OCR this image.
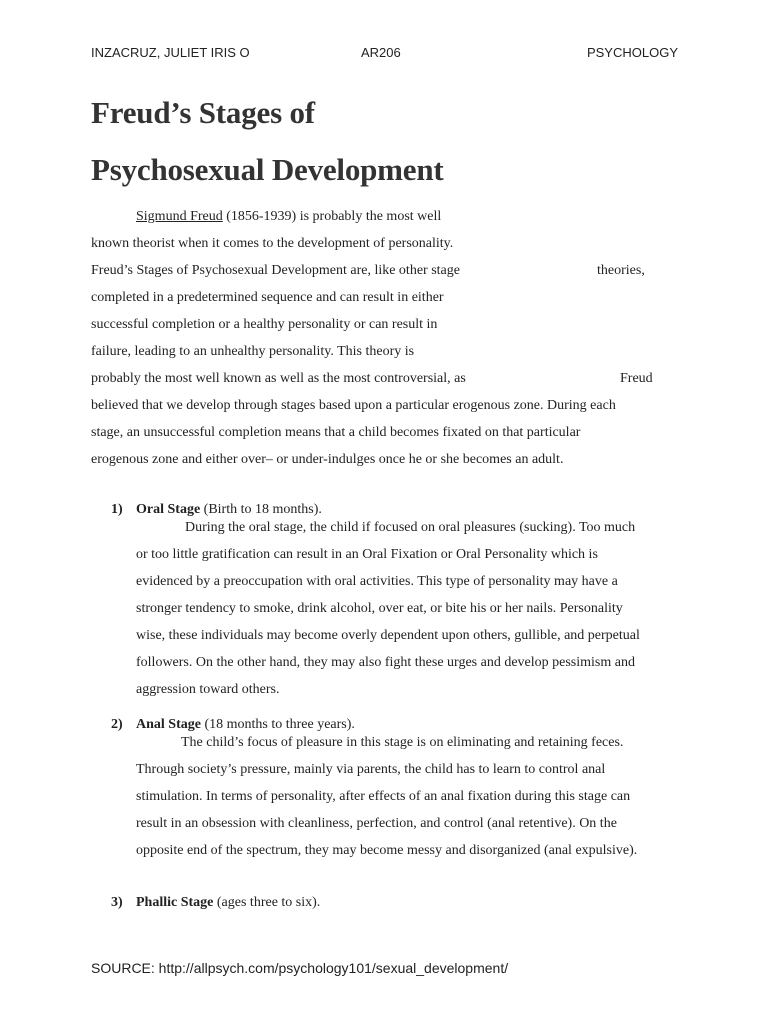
INZACRUZ, JULIET IRIS O	AR206	PSYCHOLOGY
Freud’s Stages of
Psychosexual Development
Sigmund Freud (1856-1939) is probably the most well
known theorist when it comes to the development of personality.
Freud’s Stages of Psychosexual Development are, like other stage	theories,
completed in a predetermined sequence and can result in either
successful completion or a healthy personality or can result in
failure, leading to an unhealthy personality. This theory is
probably the most well known as well as the most controversial, as	Freud
believed that we develop through stages based upon a particular erogenous zone. During each
stage, an unsuccessful completion means that a child becomes fixated on that particular
erogenous zone and either over– or under-indulges once he or she becomes an adult.
1) Oral Stage (Birth to 18 months).
During the oral stage, the child if focused on oral pleasures (sucking). Too much
or too little gratification can result in an Oral Fixation or Oral Personality which is
evidenced by a preoccupation with oral activities. This type of personality may have a
stronger tendency to smoke, drink alcohol, over eat, or bite his or her nails. Personality
wise, these individuals may become overly dependent upon others, gullible, and perpetual
followers. On the other hand, they may also fight these urges and develop pessimism and
aggression toward others.
2) Anal Stage (18 months to three years).
The child’s focus of pleasure in this stage is on eliminating and retaining feces.
Through society’s pressure, mainly via parents, the child has to learn to control anal
stimulation. In terms of personality, after effects of an anal fixation during this stage can
result in an obsession with cleanliness, perfection, and control (anal retentive). On the
opposite end of the spectrum, they may become messy and disorganized (anal expulsive).
3) Phallic Stage (ages three to six).
SOURCE: http://allpsych.com/psychology101/sexual_development/
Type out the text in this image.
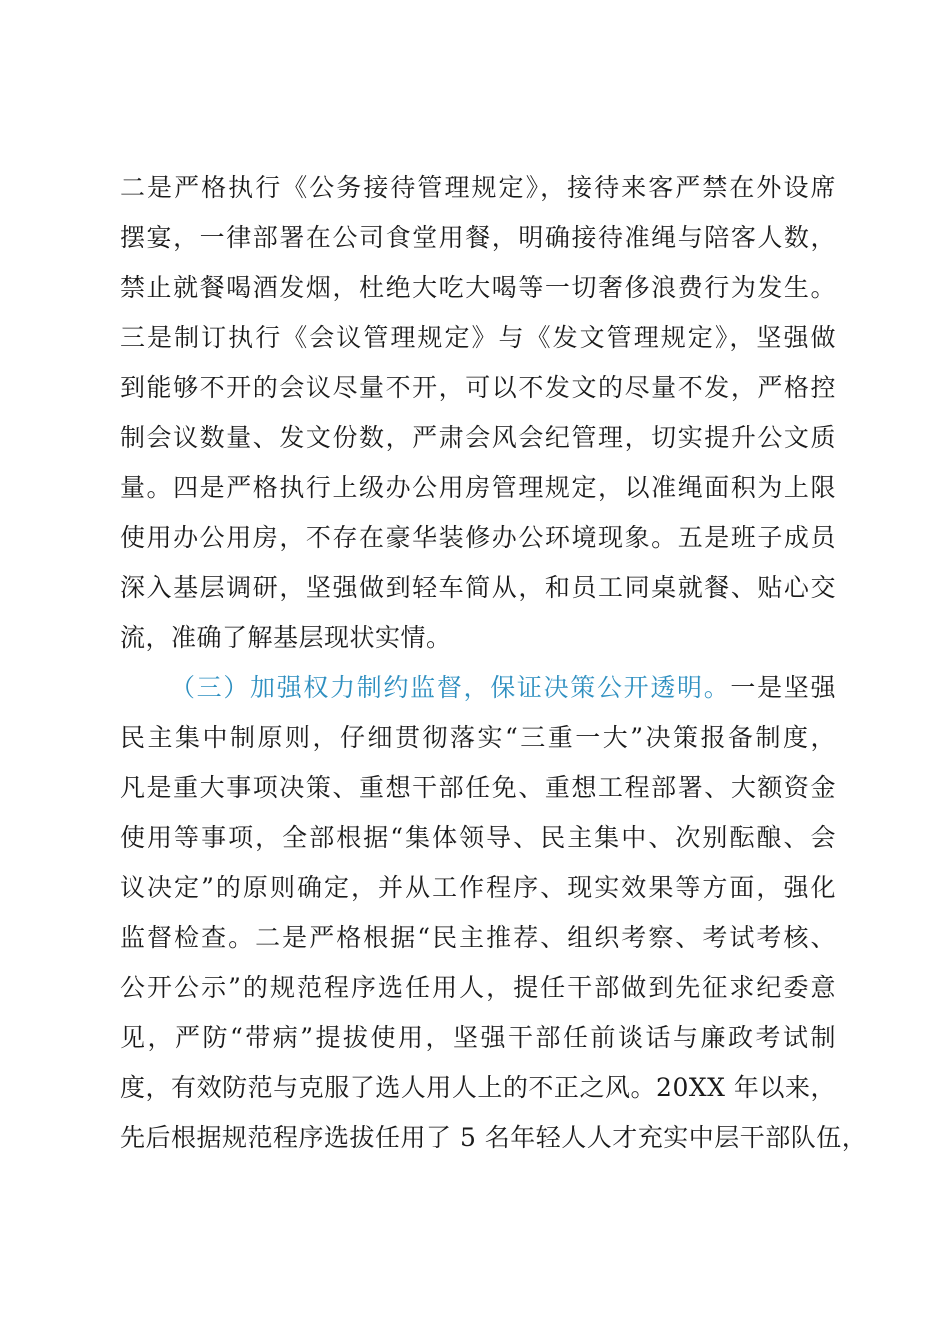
二是严格执行《公务接待管理规定》，接待来客严禁在外设席
摆宴，一律部署在公司食堂用餐，明确接待准绳与陪客人数，
禁止就餐喝酒发烟，杜绝大吃大喝等一切奢侈浪费行为发生。
三是制订执行《会议管理规定》与《发文管理规定》，坚强做
到能够不开的会议尽量不开，可以不发文的尽量不发，严格控
制会议数量、发文份数，严肃会风会纪管理，切实提升公文质
量。四是严格执行上级办公用房管理规定，以准绳面积为上限
使用办公用房，不存在豪华装修办公环境现象。五是班子成员
深入基层调研，坚强做到轻车简从，和员工同桌就餐、贴心交
流，准确了解基层现状实情。
（三）加强权力制约监督，保证决策公开透明。一是坚强
民主集中制原则，仔细贯彻落实“三重一大”决策报备制度，
凡是重大事项决策、重想干部任免、重想工程部署、大额资金
使用等事项，全部根据“集体领导、民主集中、次别酝酿、会
议决定”的原则确定，并从工作程序、现实效果等方面，强化
监督检查。二是严格根据“民主推荐、组织考察、考试考核、
公开公示”的规范程序选任用人，提任干部做到先征求纪委意
见，严防“带病”提拔使用，坚强干部任前谈话与廉政考试制
度，有效防范与克服了选人用人上的不正之风。20XX 年以来，
先后根据规范程序选拔任用了 5 名年轻人人才充实中层干部队伍，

_ _ _ _

In the material above, find the lines that contain "zone" and show them.

* **Complete response**
believed that we develop through stages based upon a particular erogenous zone. During each
erogenous zone and either over– or under-indulges once he or she becomes an adult.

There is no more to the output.